╭─ Records provided
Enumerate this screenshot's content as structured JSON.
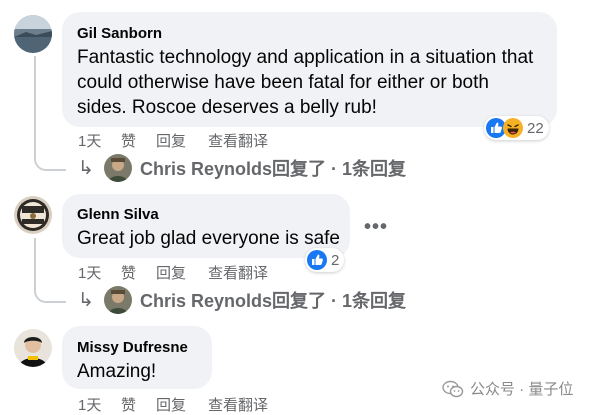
{
  "colors": {
    "bubble_bg": "#f0f2f5",
    "meta_text": "#65676b",
    "like_blue": "#1877f2",
    "haha_yellow": "#f7b125"
  },
  "comments": [
    {
      "author": "Gil Sanborn",
      "lines": [
        "Fantastic technology and application in a situation that",
        "could otherwise have been fatal for either or both",
        "sides. Roscoe deserves a belly rub!"
      ],
      "time": "1天",
      "like_label": "赞",
      "reply_label": "回复",
      "translate_label": "查看翻译",
      "reaction_icons": [
        "like-icon",
        "haha-icon"
      ],
      "reaction_count": "22",
      "reply_summary": "Chris Reynolds回复了 · 1条回复"
    },
    {
      "author": "Glenn Silva",
      "lines": [
        "Great job glad everyone is safe"
      ],
      "time": "1天",
      "like_label": "赞",
      "reply_label": "回复",
      "translate_label": "查看翻译",
      "reaction_icons": [
        "like-icon"
      ],
      "reaction_count": "2",
      "more_label": "•••",
      "reply_summary": "Chris Reynolds回复了 · 1条回复"
    },
    {
      "author": "Missy Dufresne",
      "lines": [
        "Amazing!"
      ],
      "time": "1天",
      "like_label": "赞",
      "reply_label": "回复",
      "translate_label": "查看翻译"
    }
  ],
  "reply_arrow": "↳",
  "watermark": {
    "icon": "wechat-icon",
    "text": "公众号 · 量子位"
  }
}
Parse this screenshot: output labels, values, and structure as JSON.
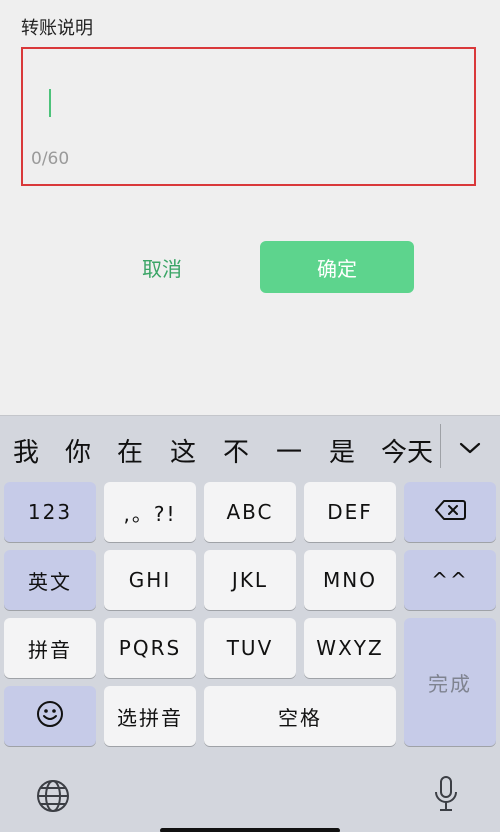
{
  "form": {
    "label": "转账说明",
    "memo_counter": "0/60"
  },
  "actions": {
    "cancel_label": "取消",
    "confirm_label": "确定"
  },
  "keyboard": {
    "candidates": [
      "我",
      "你",
      "在",
      "这",
      "不",
      "一",
      "是",
      "今天"
    ],
    "keys": {
      "num": "123",
      "punct": ",。?!",
      "abc": "ABC",
      "def": "DEF",
      "english": "英文",
      "ghi": "GHI",
      "jkl": "JKL",
      "mno": "MNO",
      "face": "^^",
      "pinyin": "拼音",
      "pqrs": "PQRS",
      "tuv": "TUV",
      "wxyz": "WXYZ",
      "done": "完成",
      "select_pinyin": "选拼音",
      "space": "空格"
    },
    "icons": [
      "chevron-down-icon",
      "backspace-icon",
      "emoji-icon",
      "globe-icon",
      "microphone-icon"
    ]
  },
  "colors": {
    "accent_green": "#5dd48d",
    "cancel_text": "#3aa566",
    "highlight_red": "#d9383a",
    "func_key": "#c6cbe8"
  }
}
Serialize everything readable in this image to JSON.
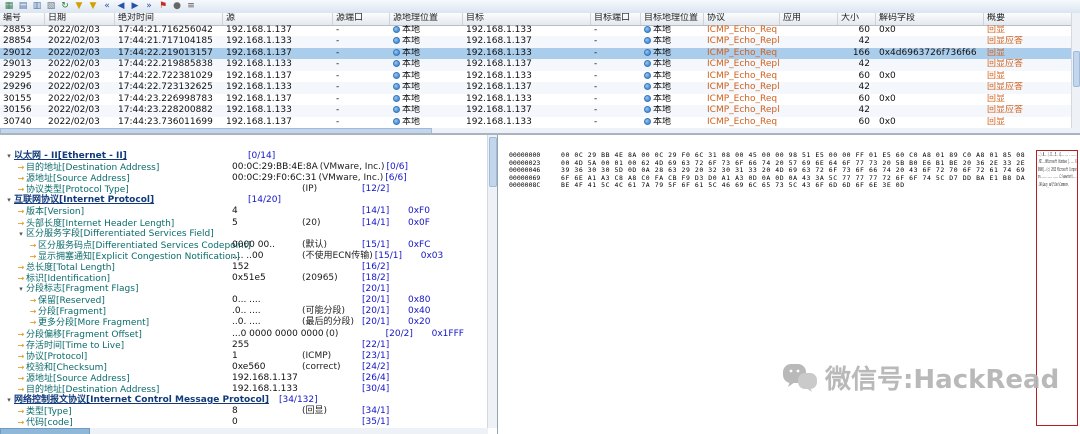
{
  "colors": {
    "protocol-text": "#d2601a",
    "selected-row-bg": "#abcdec",
    "tree-name": "#0b6b6b",
    "tree-section": "#123a7a",
    "offset-text": "#1515c8",
    "ascii-box-border": "#b22222"
  },
  "toolbar": {
    "icons": [
      {
        "name": "packet-list-icon",
        "glyph": "▦",
        "color": "#35784f"
      },
      {
        "name": "export-icon",
        "glyph": "▤",
        "color": "#4a6fa5"
      },
      {
        "name": "copy-icon",
        "glyph": "▥",
        "color": "#4a6fa5"
      },
      {
        "name": "print-icon",
        "glyph": "▧",
        "color": "#667788"
      },
      {
        "name": "refresh-icon",
        "glyph": "↻",
        "color": "#2e7d32"
      },
      {
        "name": "filter-icon",
        "glyph": "▼",
        "color": "#d2a000"
      },
      {
        "name": "filter-add-icon",
        "glyph": "▼",
        "color": "#d2a000"
      },
      {
        "name": "first-packet-icon",
        "glyph": "«",
        "color": "#2255aa"
      },
      {
        "name": "prev-packet-icon",
        "glyph": "◀",
        "color": "#2255aa"
      },
      {
        "name": "next-packet-icon",
        "glyph": "▶",
        "color": "#2255aa"
      },
      {
        "name": "last-packet-icon",
        "glyph": "»",
        "color": "#2255aa"
      },
      {
        "name": "bookmark-icon",
        "glyph": "⚑",
        "color": "#c03020"
      },
      {
        "name": "find-icon",
        "glyph": "●",
        "color": "#666666"
      },
      {
        "name": "options-icon",
        "glyph": "≡",
        "color": "#555555"
      }
    ]
  },
  "packet_table": {
    "columns": [
      {
        "label": "编号"
      },
      {
        "label": "日期"
      },
      {
        "label": "绝对时间"
      },
      {
        "label": "源"
      },
      {
        "label": "源端口"
      },
      {
        "label": "源地理位置"
      },
      {
        "label": "目标"
      },
      {
        "label": "目标端口"
      },
      {
        "label": "目标地理位置"
      },
      {
        "label": "协议"
      },
      {
        "label": "应用"
      },
      {
        "label": "大小"
      },
      {
        "label": "解码字段"
      },
      {
        "label": "概要"
      }
    ],
    "rows": [
      {
        "no": "28853",
        "date": "2022/02/03",
        "time": "17:44:21.716256042",
        "src": "192.168.1.137",
        "src_port": "-",
        "src_geo": "本地",
        "dst": "192.168.1.133",
        "dst_port": "-",
        "dst_geo": "本地",
        "protocol": "ICMP_Echo_Req",
        "app": "",
        "size": "60",
        "decoded": "0x0",
        "summary": "回显",
        "selected": false
      },
      {
        "no": "28854",
        "date": "2022/02/03",
        "time": "17:44:21.717104185",
        "src": "192.168.1.133",
        "src_port": "-",
        "src_geo": "本地",
        "dst": "192.168.1.137",
        "dst_port": "-",
        "dst_geo": "本地",
        "protocol": "ICMP_Echo_Reply",
        "app": "",
        "size": "42",
        "decoded": "",
        "summary": "回显应答",
        "selected": false
      },
      {
        "no": "29012",
        "date": "2022/02/03",
        "time": "17:44:22.219013157",
        "src": "192.168.1.137",
        "src_port": "-",
        "src_geo": "本地",
        "dst": "192.168.1.133",
        "dst_port": "-",
        "dst_geo": "本地",
        "protocol": "ICMP_Echo_Req",
        "app": "",
        "size": "166",
        "decoded": "0x4d6963726f736f66",
        "summary": "回显",
        "selected": true
      },
      {
        "no": "29013",
        "date": "2022/02/03",
        "time": "17:44:22.219885838",
        "src": "192.168.1.133",
        "src_port": "-",
        "src_geo": "本地",
        "dst": "192.168.1.137",
        "dst_port": "-",
        "dst_geo": "本地",
        "protocol": "ICMP_Echo_Reply",
        "app": "",
        "size": "42",
        "decoded": "",
        "summary": "回显应答",
        "selected": false
      },
      {
        "no": "29295",
        "date": "2022/02/03",
        "time": "17:44:22.722381029",
        "src": "192.168.1.137",
        "src_port": "-",
        "src_geo": "本地",
        "dst": "192.168.1.133",
        "dst_port": "-",
        "dst_geo": "本地",
        "protocol": "ICMP_Echo_Req",
        "app": "",
        "size": "60",
        "decoded": "0x0",
        "summary": "回显",
        "selected": false
      },
      {
        "no": "29296",
        "date": "2022/02/03",
        "time": "17:44:22.723132625",
        "src": "192.168.1.133",
        "src_port": "-",
        "src_geo": "本地",
        "dst": "192.168.1.137",
        "dst_port": "-",
        "dst_geo": "本地",
        "protocol": "ICMP_Echo_Reply",
        "app": "",
        "size": "42",
        "decoded": "",
        "summary": "回显应答",
        "selected": false
      },
      {
        "no": "30155",
        "date": "2022/02/03",
        "time": "17:44:23.226998783",
        "src": "192.168.1.137",
        "src_port": "-",
        "src_geo": "本地",
        "dst": "192.168.1.133",
        "dst_port": "-",
        "dst_geo": "本地",
        "protocol": "ICMP_Echo_Req",
        "app": "",
        "size": "60",
        "decoded": "0x0",
        "summary": "回显",
        "selected": false
      },
      {
        "no": "30156",
        "date": "2022/02/03",
        "time": "17:44:23.228200882",
        "src": "192.168.1.133",
        "src_port": "-",
        "src_geo": "本地",
        "dst": "192.168.1.137",
        "dst_port": "-",
        "dst_geo": "本地",
        "protocol": "ICMP_Echo_Reply",
        "app": "",
        "size": "42",
        "decoded": "",
        "summary": "回显应答",
        "selected": false
      },
      {
        "no": "30740",
        "date": "2022/02/03",
        "time": "17:44:23.736011699",
        "src": "192.168.1.137",
        "src_port": "-",
        "src_geo": "本地",
        "dst": "192.168.1.133",
        "dst_port": "-",
        "dst_geo": "本地",
        "protocol": "ICMP_Echo_Req",
        "app": "",
        "size": "60",
        "decoded": "0x0",
        "summary": "回显",
        "selected": false
      }
    ]
  },
  "decode_tree": {
    "rows": [
      {
        "level": 0,
        "kind": "section",
        "name": "以太网 - II[Ethernet - II]",
        "value": "",
        "note": "",
        "offset": "[0/14]",
        "mask": ""
      },
      {
        "level": 1,
        "kind": "field",
        "name": "目的地址[Destination Address]",
        "value": "00:0C:29:BB:4E:8A",
        "note": "(VMware, Inc.)",
        "offset": "[0/6]",
        "mask": ""
      },
      {
        "level": 1,
        "kind": "field",
        "name": "源地址[Source Address]",
        "value": "00:0C:29:F0:6C:31",
        "note": "(VMware, Inc.)",
        "offset": "[6/6]",
        "mask": ""
      },
      {
        "level": 1,
        "kind": "field",
        "name": "协议类型[Protocol Type]",
        "value": "",
        "note": "(IP)",
        "offset": "[12/2]",
        "mask": ""
      },
      {
        "level": 0,
        "kind": "section",
        "name": "互联网协议[Internet Protocol]",
        "value": "",
        "note": "",
        "offset": "[14/20]",
        "mask": ""
      },
      {
        "level": 1,
        "kind": "field",
        "name": "版本[Version]",
        "value": "4",
        "note": "",
        "offset": "[14/1]",
        "mask": "0xF0"
      },
      {
        "level": 1,
        "kind": "field",
        "name": "头部长度[Internet Header Length]",
        "value": "5",
        "note": "(20)",
        "offset": "[14/1]",
        "mask": "0x0F"
      },
      {
        "level": 1,
        "kind": "group",
        "name": "区分服务字段[Differentiated Services Field]",
        "value": "",
        "note": "",
        "offset": "",
        "mask": ""
      },
      {
        "level": 2,
        "kind": "field",
        "name": "区分服务码点[Differentiated Services Codepoint]",
        "value": "0000 00..",
        "note": "(默认)",
        "offset": "[15/1]",
        "mask": "0xFC"
      },
      {
        "level": 2,
        "kind": "field",
        "name": "显示拥塞通知[Explicit Congestion Notification]",
        "value": ".... ..00",
        "note": "(不使用ECN传输)",
        "offset": "[15/1]",
        "mask": "0x03"
      },
      {
        "level": 1,
        "kind": "field",
        "name": "总长度[Total Length]",
        "value": "152",
        "note": "",
        "offset": "[16/2]",
        "mask": ""
      },
      {
        "level": 1,
        "kind": "field",
        "name": "标识[Identification]",
        "value": "0x51e5",
        "note": "(20965)",
        "offset": "[18/2]",
        "mask": ""
      },
      {
        "level": 1,
        "kind": "group",
        "name": "分段标志[Fragment Flags]",
        "value": "",
        "note": "",
        "offset": "[20/1]",
        "mask": ""
      },
      {
        "level": 2,
        "kind": "field",
        "name": "保留[Reserved]",
        "value": "0... ....",
        "note": "",
        "offset": "[20/1]",
        "mask": "0x80"
      },
      {
        "level": 2,
        "kind": "field",
        "name": "分段[Fragment]",
        "value": ".0.. ....",
        "note": "(可能分段)",
        "offset": "[20/1]",
        "mask": "0x40"
      },
      {
        "level": 2,
        "kind": "field",
        "name": "更多分段[More Fragment]",
        "value": "..0. ....",
        "note": "(最后的分段)",
        "offset": "[20/1]",
        "mask": "0x20"
      },
      {
        "level": 1,
        "kind": "field",
        "name": "分段偏移[Fragment Offset]",
        "value": "...0 0000 0000 0000",
        "note": "(0)",
        "offset": "[20/2]",
        "mask": "0x1FFF"
      },
      {
        "level": 1,
        "kind": "field",
        "name": "存活时间[Time to Live]",
        "value": "255",
        "note": "",
        "offset": "[22/1]",
        "mask": ""
      },
      {
        "level": 1,
        "kind": "field",
        "name": "协议[Protocol]",
        "value": "1",
        "note": "(ICMP)",
        "offset": "[23/1]",
        "mask": ""
      },
      {
        "level": 1,
        "kind": "field",
        "name": "校验和[Checksum]",
        "value": "0xe560",
        "note": "(correct)",
        "offset": "[24/2]",
        "mask": ""
      },
      {
        "level": 1,
        "kind": "field",
        "name": "源地址[Source Address]",
        "value": "192.168.1.137",
        "note": "",
        "offset": "[26/4]",
        "mask": ""
      },
      {
        "level": 1,
        "kind": "field",
        "name": "目的地址[Destination Address]",
        "value": "192.168.1.133",
        "note": "",
        "offset": "[30/4]",
        "mask": ""
      },
      {
        "level": 0,
        "kind": "section",
        "name": "网络控制报文协议[Internet Control Message Protocol]",
        "value": "",
        "note": "",
        "offset": "[34/132]",
        "mask": ""
      },
      {
        "level": 1,
        "kind": "field",
        "name": "类型[Type]",
        "value": "8",
        "note": "(回显)",
        "offset": "[34/1]",
        "mask": ""
      },
      {
        "level": 1,
        "kind": "field",
        "name": "代码[code]",
        "value": "0",
        "note": "",
        "offset": "[35/1]",
        "mask": ""
      }
    ]
  },
  "hex_view": {
    "rows": [
      {
        "offset": "00000000",
        "bytes": "00 0C 29 BB 4E 8A 00 0C 29 F0 6C 31 08 00 45 00 00 98 51 E5 00 00 FF 01 E5 60 C0 A8 01 89 C0 A8 01 85 08"
      },
      {
        "offset": "00000023",
        "bytes": "00 4D 5A 00 01 00 62 4D 69 63 72 6F 73 6F 66 74 20 57 69 6E 64 6F 77 73 20 5B B0 E6 B1 BE 20 36 2E 33 2E"
      },
      {
        "offset": "00000046",
        "bytes": "39 36 30 30 5D 0D 0A 28 63 29 20 32 30 31 33 20 4D 69 63 72 6F 73 6F 66 74 20 43 6F 72 70 6F 72 61 74 69"
      },
      {
        "offset": "00000069",
        "bytes": "6F 6E A1 A3 C8 A8 C0 FA CB F9 D3 D0 A1 A3 0D 0A 0D 0A 43 3A 5C 77 77 77 72 6F 6F 74 5C D7 DD BA E1 B8 DA"
      },
      {
        "offset": "0000008C",
        "bytes": "BE 4F 41 5C 4C 61 7A 79 5F 6F 61 5C 46 69 6C 65 73 5C 43 6F 6D 6D 6F 6E 3E 0D"
      }
    ]
  },
  "watermark": {
    "text": "微信号:HackRead"
  }
}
╰─
* _What is asked_:
Give every line of the material that includes the string "Fragment".

* _Task response_:
        "name": "分段标志[Fragment Flags]",
        "name": "分段[Fragment]",
        "name": "更多分段[More Fragment]",
        "name": "分段偏移[Fragment Offset]",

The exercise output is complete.